## TO DO
Track down every line below that holds "Ramos" and copy it.

## EXERCISE MATERIALS
•••••
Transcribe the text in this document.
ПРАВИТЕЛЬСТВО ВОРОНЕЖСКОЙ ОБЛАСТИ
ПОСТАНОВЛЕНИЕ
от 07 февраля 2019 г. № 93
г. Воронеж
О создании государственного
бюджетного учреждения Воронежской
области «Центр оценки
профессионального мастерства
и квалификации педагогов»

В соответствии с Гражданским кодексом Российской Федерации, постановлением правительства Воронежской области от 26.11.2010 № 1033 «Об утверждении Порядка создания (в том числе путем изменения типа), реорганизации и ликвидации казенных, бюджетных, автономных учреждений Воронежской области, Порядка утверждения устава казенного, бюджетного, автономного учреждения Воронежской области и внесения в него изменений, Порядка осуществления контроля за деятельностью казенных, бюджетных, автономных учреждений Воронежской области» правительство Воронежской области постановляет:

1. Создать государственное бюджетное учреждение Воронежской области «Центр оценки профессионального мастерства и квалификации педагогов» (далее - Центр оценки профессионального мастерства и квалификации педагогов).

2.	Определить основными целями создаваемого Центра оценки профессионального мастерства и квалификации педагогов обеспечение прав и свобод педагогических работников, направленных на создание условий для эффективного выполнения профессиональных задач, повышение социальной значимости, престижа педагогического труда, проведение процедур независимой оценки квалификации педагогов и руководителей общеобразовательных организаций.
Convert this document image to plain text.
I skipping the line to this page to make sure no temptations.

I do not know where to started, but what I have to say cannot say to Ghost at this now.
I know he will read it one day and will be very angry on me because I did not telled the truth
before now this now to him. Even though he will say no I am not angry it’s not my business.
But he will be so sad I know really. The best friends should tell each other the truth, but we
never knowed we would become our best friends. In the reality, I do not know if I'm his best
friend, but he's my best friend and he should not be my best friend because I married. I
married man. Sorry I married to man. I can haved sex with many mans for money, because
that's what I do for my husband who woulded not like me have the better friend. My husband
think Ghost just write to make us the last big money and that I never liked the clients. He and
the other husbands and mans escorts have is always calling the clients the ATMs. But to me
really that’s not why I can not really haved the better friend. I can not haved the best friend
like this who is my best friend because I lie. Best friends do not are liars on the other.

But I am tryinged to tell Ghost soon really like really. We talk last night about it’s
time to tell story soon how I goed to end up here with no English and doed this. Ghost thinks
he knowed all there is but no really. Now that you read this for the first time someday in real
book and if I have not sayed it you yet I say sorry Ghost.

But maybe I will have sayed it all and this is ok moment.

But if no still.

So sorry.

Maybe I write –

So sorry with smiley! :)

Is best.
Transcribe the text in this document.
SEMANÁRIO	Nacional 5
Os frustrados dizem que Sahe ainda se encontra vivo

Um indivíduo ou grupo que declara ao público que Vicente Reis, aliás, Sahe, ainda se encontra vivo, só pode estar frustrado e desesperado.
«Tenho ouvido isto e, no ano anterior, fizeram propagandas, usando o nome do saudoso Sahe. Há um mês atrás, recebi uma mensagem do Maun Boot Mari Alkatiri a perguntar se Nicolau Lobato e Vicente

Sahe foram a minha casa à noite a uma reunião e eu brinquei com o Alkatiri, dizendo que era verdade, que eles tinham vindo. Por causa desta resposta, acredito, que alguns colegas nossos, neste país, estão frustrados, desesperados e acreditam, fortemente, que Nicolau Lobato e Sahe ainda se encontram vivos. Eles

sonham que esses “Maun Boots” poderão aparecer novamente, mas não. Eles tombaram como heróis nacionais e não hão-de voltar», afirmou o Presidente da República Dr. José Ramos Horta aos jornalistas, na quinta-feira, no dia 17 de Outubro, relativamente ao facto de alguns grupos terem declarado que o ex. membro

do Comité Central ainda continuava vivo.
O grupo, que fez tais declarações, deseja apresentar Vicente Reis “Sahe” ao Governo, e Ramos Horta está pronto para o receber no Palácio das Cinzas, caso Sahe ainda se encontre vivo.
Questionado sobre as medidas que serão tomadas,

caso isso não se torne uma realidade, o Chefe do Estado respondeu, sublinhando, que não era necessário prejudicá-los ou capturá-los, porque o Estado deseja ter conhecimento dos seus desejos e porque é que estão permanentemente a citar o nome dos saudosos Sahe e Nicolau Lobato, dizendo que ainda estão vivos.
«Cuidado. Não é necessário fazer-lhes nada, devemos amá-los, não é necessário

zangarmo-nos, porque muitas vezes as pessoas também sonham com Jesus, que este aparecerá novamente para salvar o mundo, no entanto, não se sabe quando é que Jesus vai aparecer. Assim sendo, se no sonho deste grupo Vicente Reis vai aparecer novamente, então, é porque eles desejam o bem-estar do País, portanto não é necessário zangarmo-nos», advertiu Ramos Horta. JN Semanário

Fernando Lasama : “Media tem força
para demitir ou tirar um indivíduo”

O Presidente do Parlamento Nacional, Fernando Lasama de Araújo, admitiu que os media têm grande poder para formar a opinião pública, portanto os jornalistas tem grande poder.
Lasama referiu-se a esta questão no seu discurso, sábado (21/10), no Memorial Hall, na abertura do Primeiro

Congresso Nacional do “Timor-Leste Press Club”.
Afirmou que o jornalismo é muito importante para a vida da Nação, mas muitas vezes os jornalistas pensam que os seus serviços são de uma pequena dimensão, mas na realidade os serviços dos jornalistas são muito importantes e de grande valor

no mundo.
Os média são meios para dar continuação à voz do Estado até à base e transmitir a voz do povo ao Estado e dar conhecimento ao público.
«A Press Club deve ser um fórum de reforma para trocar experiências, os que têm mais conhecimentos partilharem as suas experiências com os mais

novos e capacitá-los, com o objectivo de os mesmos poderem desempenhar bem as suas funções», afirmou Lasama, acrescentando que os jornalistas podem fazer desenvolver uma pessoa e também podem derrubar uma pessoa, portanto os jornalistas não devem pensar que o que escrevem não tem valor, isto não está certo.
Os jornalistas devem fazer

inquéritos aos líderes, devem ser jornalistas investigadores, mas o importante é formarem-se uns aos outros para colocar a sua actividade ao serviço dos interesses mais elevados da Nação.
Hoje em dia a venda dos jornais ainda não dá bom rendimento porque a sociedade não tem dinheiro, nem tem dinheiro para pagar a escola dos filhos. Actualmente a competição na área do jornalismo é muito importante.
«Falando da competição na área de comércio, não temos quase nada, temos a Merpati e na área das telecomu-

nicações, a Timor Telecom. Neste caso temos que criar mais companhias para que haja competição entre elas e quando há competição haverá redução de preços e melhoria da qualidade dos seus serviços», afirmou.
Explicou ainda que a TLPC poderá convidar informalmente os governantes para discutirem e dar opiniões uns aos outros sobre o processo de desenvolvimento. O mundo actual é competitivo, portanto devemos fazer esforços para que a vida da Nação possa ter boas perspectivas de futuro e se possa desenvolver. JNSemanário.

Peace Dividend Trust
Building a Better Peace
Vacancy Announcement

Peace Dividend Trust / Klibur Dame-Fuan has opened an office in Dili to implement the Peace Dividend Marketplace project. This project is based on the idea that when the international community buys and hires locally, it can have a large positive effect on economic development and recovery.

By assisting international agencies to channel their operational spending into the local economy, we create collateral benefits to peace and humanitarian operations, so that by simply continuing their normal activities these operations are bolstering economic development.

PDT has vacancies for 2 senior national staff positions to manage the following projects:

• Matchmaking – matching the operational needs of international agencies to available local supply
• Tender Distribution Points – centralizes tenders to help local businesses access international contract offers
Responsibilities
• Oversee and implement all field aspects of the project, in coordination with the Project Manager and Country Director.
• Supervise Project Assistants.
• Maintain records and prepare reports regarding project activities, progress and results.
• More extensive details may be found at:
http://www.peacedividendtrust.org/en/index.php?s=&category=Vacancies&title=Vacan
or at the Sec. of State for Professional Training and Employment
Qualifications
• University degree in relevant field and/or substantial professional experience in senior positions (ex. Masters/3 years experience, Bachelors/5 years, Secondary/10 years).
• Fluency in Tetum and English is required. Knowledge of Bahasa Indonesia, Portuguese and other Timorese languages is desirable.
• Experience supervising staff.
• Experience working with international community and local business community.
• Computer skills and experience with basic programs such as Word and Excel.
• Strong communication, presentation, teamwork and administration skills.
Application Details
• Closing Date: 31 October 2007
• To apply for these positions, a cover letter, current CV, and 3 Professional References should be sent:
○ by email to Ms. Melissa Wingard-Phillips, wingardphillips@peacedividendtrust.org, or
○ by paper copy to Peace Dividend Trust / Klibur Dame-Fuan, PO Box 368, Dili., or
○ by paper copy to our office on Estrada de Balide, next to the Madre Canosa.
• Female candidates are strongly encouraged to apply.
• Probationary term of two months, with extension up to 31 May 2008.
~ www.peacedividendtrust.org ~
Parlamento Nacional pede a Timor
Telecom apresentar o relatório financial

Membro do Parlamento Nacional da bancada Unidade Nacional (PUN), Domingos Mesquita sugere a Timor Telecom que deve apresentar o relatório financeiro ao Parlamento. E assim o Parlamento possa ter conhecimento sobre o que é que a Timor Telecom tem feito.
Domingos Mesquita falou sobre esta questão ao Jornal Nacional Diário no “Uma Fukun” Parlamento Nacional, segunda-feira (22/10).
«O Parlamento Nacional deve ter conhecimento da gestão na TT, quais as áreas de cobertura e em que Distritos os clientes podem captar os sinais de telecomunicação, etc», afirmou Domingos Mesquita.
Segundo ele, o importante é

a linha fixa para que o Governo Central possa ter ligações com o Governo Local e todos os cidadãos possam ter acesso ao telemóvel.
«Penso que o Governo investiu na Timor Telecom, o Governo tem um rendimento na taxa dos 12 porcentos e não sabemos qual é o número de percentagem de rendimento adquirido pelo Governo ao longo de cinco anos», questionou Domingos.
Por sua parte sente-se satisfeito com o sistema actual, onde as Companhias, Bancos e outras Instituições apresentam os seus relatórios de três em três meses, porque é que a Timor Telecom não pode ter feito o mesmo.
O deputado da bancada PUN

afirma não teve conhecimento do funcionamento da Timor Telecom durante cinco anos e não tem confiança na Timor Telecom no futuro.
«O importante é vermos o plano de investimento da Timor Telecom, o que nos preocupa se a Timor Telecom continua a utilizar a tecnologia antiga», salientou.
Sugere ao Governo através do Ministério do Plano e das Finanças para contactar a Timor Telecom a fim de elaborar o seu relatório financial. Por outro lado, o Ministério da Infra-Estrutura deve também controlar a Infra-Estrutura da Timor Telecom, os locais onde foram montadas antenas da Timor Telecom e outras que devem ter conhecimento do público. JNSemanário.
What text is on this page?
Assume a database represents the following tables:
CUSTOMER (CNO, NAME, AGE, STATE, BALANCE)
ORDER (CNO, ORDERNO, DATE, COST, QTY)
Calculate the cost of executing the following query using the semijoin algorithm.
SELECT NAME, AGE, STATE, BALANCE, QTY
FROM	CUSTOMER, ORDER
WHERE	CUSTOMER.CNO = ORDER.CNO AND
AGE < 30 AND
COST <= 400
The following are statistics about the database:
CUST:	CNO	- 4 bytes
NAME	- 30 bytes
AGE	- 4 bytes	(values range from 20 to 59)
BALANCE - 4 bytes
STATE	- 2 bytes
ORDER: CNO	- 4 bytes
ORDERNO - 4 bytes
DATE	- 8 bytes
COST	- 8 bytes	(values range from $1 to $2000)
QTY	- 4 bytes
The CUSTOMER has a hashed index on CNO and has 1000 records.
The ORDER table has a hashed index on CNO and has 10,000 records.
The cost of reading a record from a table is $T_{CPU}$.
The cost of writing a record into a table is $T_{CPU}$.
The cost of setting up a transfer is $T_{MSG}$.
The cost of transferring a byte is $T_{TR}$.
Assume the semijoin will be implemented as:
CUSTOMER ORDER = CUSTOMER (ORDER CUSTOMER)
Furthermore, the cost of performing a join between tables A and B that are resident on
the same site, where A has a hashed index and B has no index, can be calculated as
•••••
## RESULT OF THE EXERCISE
sonham que esses “Maun Boots” poderão aparecer novamente, mas não. Eles tombaram como heróis nacionais e não hão-de voltar», afirmou o Presidente da República Dr. José Ramos Horta aos jornalistas, na quinta-feira, no dia 17 de Outubro, relativamente ao facto de alguns grupos terem declarado que o ex. membro
O grupo, que fez tais declarações, deseja apresentar Vicente Reis “Sahe” ao Governo, e Ramos Horta está pronto para o receber no Palácio das Cinzas, caso Sahe ainda se encontre vivo.
zangarmo-nos, porque muitas vezes as pessoas também sonham com Jesus, que este aparecerá novamente para salvar o mundo, no entanto, não se sabe quando é que Jesus vai aparecer. Assim sendo, se no sonho deste grupo Vicente Reis vai aparecer novamente, então, é porque eles desejam o bem-estar do País, portanto não é necessário zangarmo-nos», advertiu Ramos Horta. JN Semanário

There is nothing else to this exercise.